Exercise.
Repeat each record exactly. Any picture gets left out.

Provided information.
::::
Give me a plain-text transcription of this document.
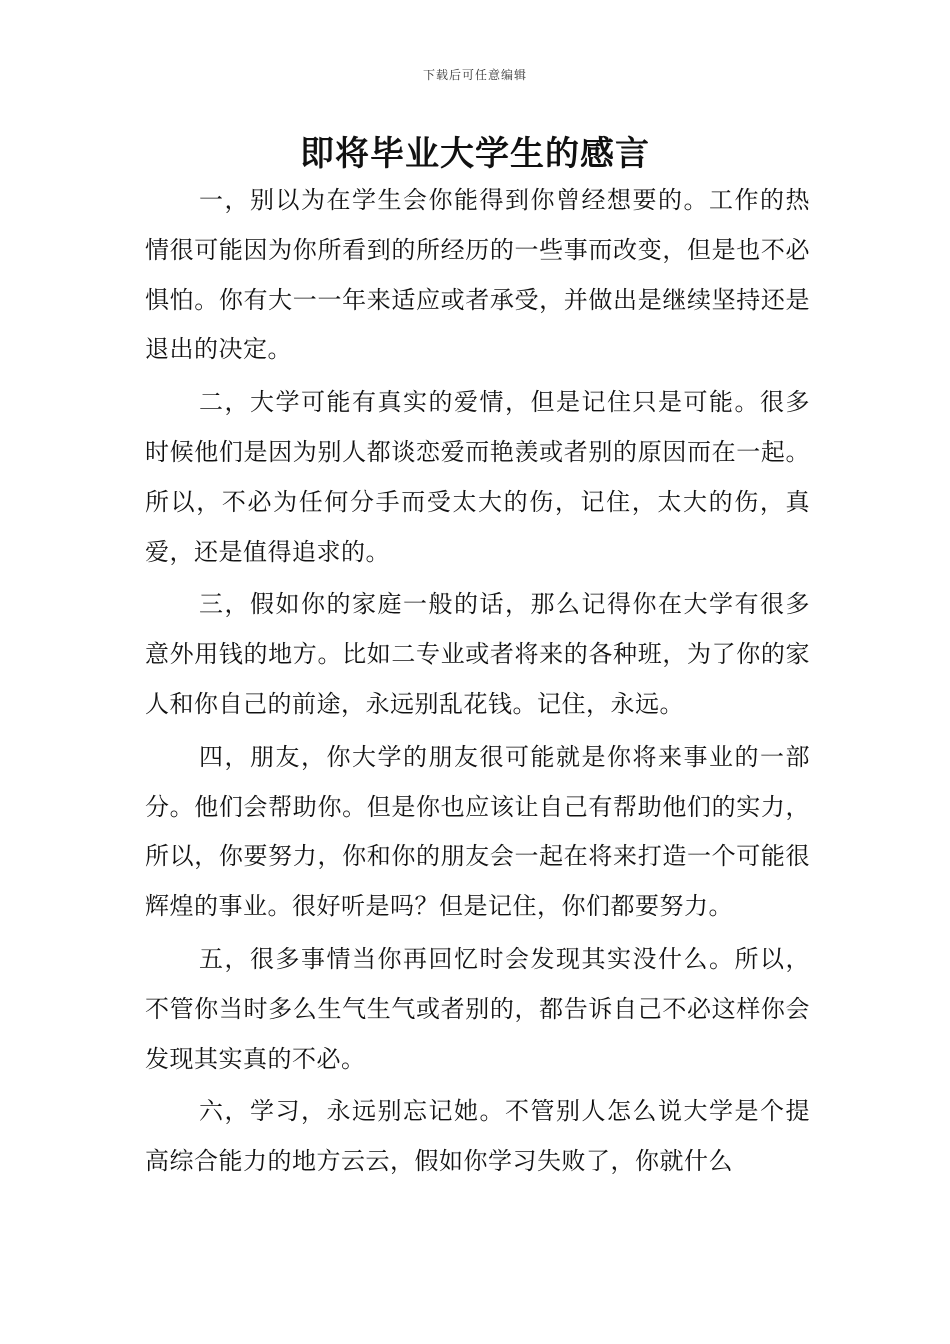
下载后可任意编辑
即将毕业大学生的感言

一，别以为在学生会你能得到你曾经想要的。工作的热情很可能因为你所看到的所经历的一些事而改变，但是也不必惧怕。你有大一一年来适应或者承受，并做出是继续坚持还是退出的决定。

二，大学可能有真实的爱情，但是记住只是可能。很多时候他们是因为别人都谈恋爱而艳羡或者别的原因而在一起。所以，不必为任何分手而受太大的伤，记住，太大的伤，真爱，还是值得追求的。

三，假如你的家庭一般的话，那么记得你在大学有很多意外用钱的地方。比如二专业或者将来的各种班，为了你的家人和你自己的前途，永远别乱花钱。记住，永远。

四，朋友，你大学的朋友很可能就是你将来事业的一部分。他们会帮助你。但是你也应该让自己有帮助他们的实力，所以，你要努力，你和你的朋友会一起在将来打造一个可能很辉煌的事业。很好听是吗？但是记住，你们都要努力。

五，很多事情当你再回忆时会发现其实没什么。所以，不管你当时多么生气生气或者别的，都告诉自己不必这样你会发现其实真的不必。

六，学习，永远别忘记她。不管别人怎么说大学是个提高综合能力的地方云云，假如你学习失败了，你就什么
::::
Answer to this task.
Give me a plain-text transcription of this document.
下载后可任意编辑
即将毕业大学生的感言

一，别以为在学生会你能得到你曾经想要的。工作的热情很可能因为你所看到的所经历的一些事而改变，但是也不必惧怕。你有大一一年来适应或者承受，并做出是继续坚持还是退出的决定。

二，大学可能有真实的爱情，但是记住只是可能。很多时候他们是因为别人都谈恋爱而艳羡或者别的原因而在一起。所以，不必为任何分手而受太大的伤，记住，太大的伤，真爱，还是值得追求的。

三，假如你的家庭一般的话，那么记得你在大学有很多意外用钱的地方。比如二专业或者将来的各种班，为了你的家人和你自己的前途，永远别乱花钱。记住，永远。

四，朋友，你大学的朋友很可能就是你将来事业的一部分。他们会帮助你。但是你也应该让自己有帮助他们的实力，所以，你要努力，你和你的朋友会一起在将来打造一个可能很辉煌的事业。很好听是吗？但是记住，你们都要努力。

五，很多事情当你再回忆时会发现其实没什么。所以，不管你当时多么生气生气或者别的，都告诉自己不必这样你会发现其实真的不必。

六，学习，永远别忘记她。不管别人怎么说大学是个提高综合能力的地方云云，假如你学习失败了，你就什么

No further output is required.